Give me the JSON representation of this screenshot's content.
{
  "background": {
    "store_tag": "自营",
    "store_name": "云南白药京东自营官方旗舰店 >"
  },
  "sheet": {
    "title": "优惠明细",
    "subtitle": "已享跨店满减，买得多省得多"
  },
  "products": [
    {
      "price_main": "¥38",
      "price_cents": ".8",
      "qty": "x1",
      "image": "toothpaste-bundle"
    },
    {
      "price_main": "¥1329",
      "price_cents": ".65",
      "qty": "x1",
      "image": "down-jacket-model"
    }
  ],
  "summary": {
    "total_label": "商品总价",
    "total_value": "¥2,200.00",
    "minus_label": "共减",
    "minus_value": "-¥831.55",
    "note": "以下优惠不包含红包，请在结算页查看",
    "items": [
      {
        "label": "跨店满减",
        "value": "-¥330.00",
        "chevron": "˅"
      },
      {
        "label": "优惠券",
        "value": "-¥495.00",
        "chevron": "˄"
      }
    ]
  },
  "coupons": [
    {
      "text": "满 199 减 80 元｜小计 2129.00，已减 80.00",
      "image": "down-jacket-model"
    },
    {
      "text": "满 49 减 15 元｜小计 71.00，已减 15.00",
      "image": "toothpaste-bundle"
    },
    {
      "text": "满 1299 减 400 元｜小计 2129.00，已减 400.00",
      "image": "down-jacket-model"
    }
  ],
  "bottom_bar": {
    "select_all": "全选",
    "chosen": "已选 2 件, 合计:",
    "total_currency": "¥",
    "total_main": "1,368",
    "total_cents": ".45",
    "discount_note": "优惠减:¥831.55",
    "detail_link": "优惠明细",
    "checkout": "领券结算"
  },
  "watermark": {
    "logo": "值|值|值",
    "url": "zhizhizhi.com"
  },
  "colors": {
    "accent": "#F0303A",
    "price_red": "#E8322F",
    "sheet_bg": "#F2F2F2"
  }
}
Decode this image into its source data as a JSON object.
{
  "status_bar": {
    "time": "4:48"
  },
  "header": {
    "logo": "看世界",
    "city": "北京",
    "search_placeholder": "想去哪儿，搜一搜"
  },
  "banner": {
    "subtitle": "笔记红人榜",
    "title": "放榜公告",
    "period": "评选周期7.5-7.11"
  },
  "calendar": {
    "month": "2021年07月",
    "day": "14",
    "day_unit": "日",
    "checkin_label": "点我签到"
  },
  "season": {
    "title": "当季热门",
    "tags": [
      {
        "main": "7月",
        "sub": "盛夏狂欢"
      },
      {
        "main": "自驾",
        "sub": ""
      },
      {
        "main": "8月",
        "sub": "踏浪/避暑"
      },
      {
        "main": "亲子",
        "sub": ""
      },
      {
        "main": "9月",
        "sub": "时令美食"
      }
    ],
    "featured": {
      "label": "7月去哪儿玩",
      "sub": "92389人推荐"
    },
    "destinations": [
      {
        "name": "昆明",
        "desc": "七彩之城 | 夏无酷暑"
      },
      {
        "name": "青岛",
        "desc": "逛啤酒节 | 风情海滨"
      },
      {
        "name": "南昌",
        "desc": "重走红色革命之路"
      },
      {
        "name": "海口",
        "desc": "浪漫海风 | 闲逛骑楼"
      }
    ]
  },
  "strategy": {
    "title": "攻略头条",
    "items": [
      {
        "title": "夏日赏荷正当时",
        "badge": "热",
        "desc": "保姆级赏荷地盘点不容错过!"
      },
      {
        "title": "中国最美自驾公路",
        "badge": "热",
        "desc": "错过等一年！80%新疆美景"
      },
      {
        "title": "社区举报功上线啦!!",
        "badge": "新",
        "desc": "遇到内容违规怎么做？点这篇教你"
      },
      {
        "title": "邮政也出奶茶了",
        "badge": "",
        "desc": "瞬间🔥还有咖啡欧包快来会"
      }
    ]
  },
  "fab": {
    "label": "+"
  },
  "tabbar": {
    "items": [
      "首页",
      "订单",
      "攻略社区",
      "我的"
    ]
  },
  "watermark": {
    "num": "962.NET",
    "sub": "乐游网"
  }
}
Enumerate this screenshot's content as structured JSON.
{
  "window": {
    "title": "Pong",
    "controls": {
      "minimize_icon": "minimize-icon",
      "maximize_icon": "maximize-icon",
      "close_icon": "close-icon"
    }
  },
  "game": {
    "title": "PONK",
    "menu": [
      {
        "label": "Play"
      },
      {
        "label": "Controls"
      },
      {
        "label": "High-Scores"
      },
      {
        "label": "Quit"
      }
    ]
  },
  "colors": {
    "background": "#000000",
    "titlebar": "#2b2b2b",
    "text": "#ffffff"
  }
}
━━━━━━
PROBLEM
Give back each line above precisely as it stands.

TASK OUTPUT
Give me the JSON representation of this screenshot's content.
{
  "background": {
    "store_tag": "自营",
    "store_name": "云南白药京东自营官方旗舰店 >"
  },
  "sheet": {
    "title": "优惠明细",
    "subtitle": "已享跨店满减，买得多省得多"
  },
  "products": [
    {
      "price_main": "¥38",
      "price_cents": ".8",
      "qty": "x1",
      "image": "toothpaste-bundle"
    },
    {
      "price_main": "¥1329",
      "price_cents": ".65",
      "qty": "x1",
      "image": "down-jacket-model"
    }
  ],
  "summary": {
    "total_label": "商品总价",
    "total_value": "¥2,200.00",
    "minus_label": "共减",
    "minus_value": "-¥831.55",
    "note": "以下优惠不包含红包，请在结算页查看",
    "items": [
      {
        "label": "跨店满减",
        "value": "-¥330.00",
        "chevron": "˅"
      },
      {
        "label": "优惠券",
        "value": "-¥495.00",
        "chevron": "˄"
      }
    ]
  },
  "coupons": [
    {
      "text": "满 199 减 80 元｜小计 2129.00，已减 80.00",
      "image": "down-jacket-model"
    },
    {
      "text": "满 49 减 15 元｜小计 71.00，已减 15.00",
      "image": "toothpaste-bundle"
    },
    {
      "text": "满 1299 减 400 元｜小计 2129.00，已减 400.00",
      "image": "down-jacket-model"
    }
  ],
  "bottom_bar": {
    "select_all": "全选",
    "chosen": "已选 2 件, 合计:",
    "total_currency": "¥",
    "total_main": "1,368",
    "total_cents": ".45",
    "discount_note": "优惠减:¥831.55",
    "detail_link": "优惠明细",
    "checkout": "领券结算"
  },
  "watermark": {
    "logo": "值|值|值",
    "url": "zhizhizhi.com"
  },
  "colors": {
    "accent": "#F0303A",
    "price_red": "#E8322F",
    "sheet_bg": "#F2F2F2"
  }
}
Decode this image into its source data as a JSON object.
{
  "status_bar": {
    "time": "4:48"
  },
  "header": {
    "logo": "看世界",
    "city": "北京",
    "search_placeholder": "想去哪儿，搜一搜"
  },
  "banner": {
    "subtitle": "笔记红人榜",
    "title": "放榜公告",
    "period": "评选周期7.5-7.11"
  },
  "calendar": {
    "month": "2021年07月",
    "day": "14",
    "day_unit": "日",
    "checkin_label": "点我签到"
  },
  "season": {
    "title": "当季热门",
    "tags": [
      {
        "main": "7月",
        "sub": "盛夏狂欢"
      },
      {
        "main": "自驾",
        "sub": ""
      },
      {
        "main": "8月",
        "sub": "踏浪/避暑"
      },
      {
        "main": "亲子",
        "sub": ""
      },
      {
        "main": "9月",
        "sub": "时令美食"
      }
    ],
    "featured": {
      "label": "7月去哪儿玩",
      "sub": "92389人推荐"
    },
    "destinations": [
      {
        "name": "昆明",
        "desc": "七彩之城 | 夏无酷暑"
      },
      {
        "name": "青岛",
        "desc": "逛啤酒节 | 风情海滨"
      },
      {
        "name": "南昌",
        "desc": "重走红色革命之路"
      },
      {
        "name": "海口",
        "desc": "浪漫海风 | 闲逛骑楼"
      }
    ]
  },
  "strategy": {
    "title": "攻略头条",
    "items": [
      {
        "title": "夏日赏荷正当时",
        "badge": "热",
        "desc": "保姆级赏荷地盘点不容错过!"
      },
      {
        "title": "中国最美自驾公路",
        "badge": "热",
        "desc": "错过等一年！80%新疆美景"
      },
      {
        "title": "社区举报功上线啦!!",
        "badge": "新",
        "desc": "遇到内容违规怎么做？点这篇教你"
      },
      {
        "title": "邮政也出奶茶了",
        "badge": "",
        "desc": "瞬间🔥还有咖啡欧包快来会"
      }
    ]
  },
  "fab": {
    "label": "+"
  },
  "tabbar": {
    "items": [
      "首页",
      "订单",
      "攻略社区",
      "我的"
    ]
  },
  "watermark": {
    "num": "962.NET",
    "sub": "乐游网"
  }
}
Enumerate this screenshot's content as structured JSON.
{
  "window": {
    "title": "Pong",
    "controls": {
      "minimize_icon": "minimize-icon",
      "maximize_icon": "maximize-icon",
      "close_icon": "close-icon"
    }
  },
  "game": {
    "title": "PONK",
    "menu": [
      {
        "label": "Play"
      },
      {
        "label": "Controls"
      },
      {
        "label": "High-Scores"
      },
      {
        "label": "Quit"
      }
    ]
  },
  "colors": {
    "background": "#000000",
    "titlebar": "#2b2b2b",
    "text": "#ffffff"
  }
}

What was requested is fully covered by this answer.